**Exercise instructions:**
The records below must be written out exactly, with every picture left behind.
==========
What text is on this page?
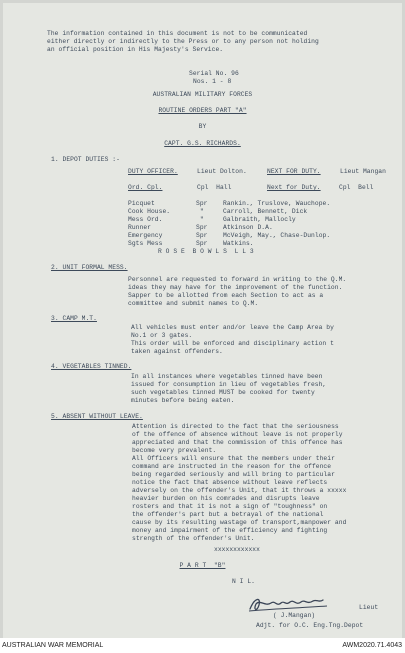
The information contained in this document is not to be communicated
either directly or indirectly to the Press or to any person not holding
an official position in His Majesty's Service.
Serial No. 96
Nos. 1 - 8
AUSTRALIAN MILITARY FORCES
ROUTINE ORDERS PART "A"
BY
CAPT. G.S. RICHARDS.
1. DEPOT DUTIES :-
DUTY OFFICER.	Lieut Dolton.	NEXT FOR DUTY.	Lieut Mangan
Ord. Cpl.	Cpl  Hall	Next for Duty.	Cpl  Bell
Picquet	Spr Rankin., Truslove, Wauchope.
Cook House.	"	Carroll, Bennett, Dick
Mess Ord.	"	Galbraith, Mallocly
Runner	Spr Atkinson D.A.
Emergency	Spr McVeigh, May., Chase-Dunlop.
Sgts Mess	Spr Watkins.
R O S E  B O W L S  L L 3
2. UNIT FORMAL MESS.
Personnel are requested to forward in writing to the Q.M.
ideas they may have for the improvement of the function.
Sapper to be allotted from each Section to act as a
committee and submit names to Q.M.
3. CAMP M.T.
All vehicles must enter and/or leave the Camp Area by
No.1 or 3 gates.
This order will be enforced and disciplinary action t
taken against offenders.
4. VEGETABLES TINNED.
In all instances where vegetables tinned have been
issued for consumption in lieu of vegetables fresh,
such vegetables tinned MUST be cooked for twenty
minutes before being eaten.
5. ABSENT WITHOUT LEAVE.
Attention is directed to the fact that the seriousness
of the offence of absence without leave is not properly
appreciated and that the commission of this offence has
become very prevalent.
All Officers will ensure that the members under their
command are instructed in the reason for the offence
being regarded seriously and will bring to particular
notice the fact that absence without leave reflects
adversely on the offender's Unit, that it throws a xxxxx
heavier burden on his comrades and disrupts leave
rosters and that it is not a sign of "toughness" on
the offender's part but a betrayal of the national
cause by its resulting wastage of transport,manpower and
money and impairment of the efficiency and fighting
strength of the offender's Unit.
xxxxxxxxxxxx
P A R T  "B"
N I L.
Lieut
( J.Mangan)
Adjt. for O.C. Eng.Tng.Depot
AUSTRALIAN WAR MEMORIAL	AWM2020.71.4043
==========
**Final answer:**
What text is on this page?
The information contained in this document is not to be communicated
either directly or indirectly to the Press or to any person not holding
an official position in His Majesty's Service.
Serial No. 96
Nos. 1 - 8
AUSTRALIAN MILITARY FORCES
ROUTINE ORDERS PART "A"
BY
CAPT. G.S. RICHARDS.
1. DEPOT DUTIES :-
DUTY OFFICER.	Lieut Dolton.	NEXT FOR DUTY.	Lieut Mangan
Ord. Cpl.	Cpl  Hall	Next for Duty.	Cpl  Bell
Picquet	Spr Rankin., Truslove, Wauchope.
Cook House.	"	Carroll, Bennett, Dick
Mess Ord.	"	Galbraith, Mallocly
Runner	Spr Atkinson D.A.
Emergency	Spr McVeigh, May., Chase-Dunlop.
Sgts Mess	Spr Watkins.
R O S E  B O W L S  L L 3
2. UNIT FORMAL MESS.
Personnel are requested to forward in writing to the Q.M.
ideas they may have for the improvement of the function.
Sapper to be allotted from each Section to act as a
committee and submit names to Q.M.
3. CAMP M.T.
All vehicles must enter and/or leave the Camp Area by
No.1 or 3 gates.
This order will be enforced and disciplinary action t
taken against offenders.
4. VEGETABLES TINNED.
In all instances where vegetables tinned have been
issued for consumption in lieu of vegetables fresh,
such vegetables tinned MUST be cooked for twenty
minutes before being eaten.
5. ABSENT WITHOUT LEAVE.
Attention is directed to the fact that the seriousness
of the offence of absence without leave is not properly
appreciated and that the commission of this offence has
become very prevalent.
All Officers will ensure that the members under their
command are instructed in the reason for the offence
being regarded seriously and will bring to particular
notice the fact that absence without leave reflects
adversely on the offender's Unit, that it throws a xxxxx
heavier burden on his comrades and disrupts leave
rosters and that it is not a sign of "toughness" on
the offender's part but a betrayal of the national
cause by its resulting wastage of transport,manpower and
money and impairment of the efficiency and fighting
strength of the offender's Unit.
xxxxxxxxxxxx
P A R T  "B"
N I L.
Lieut
( J.Mangan)
Adjt. for O.C. Eng.Tng.Depot
AUSTRALIAN WAR MEMORIAL	AWM2020.71.4043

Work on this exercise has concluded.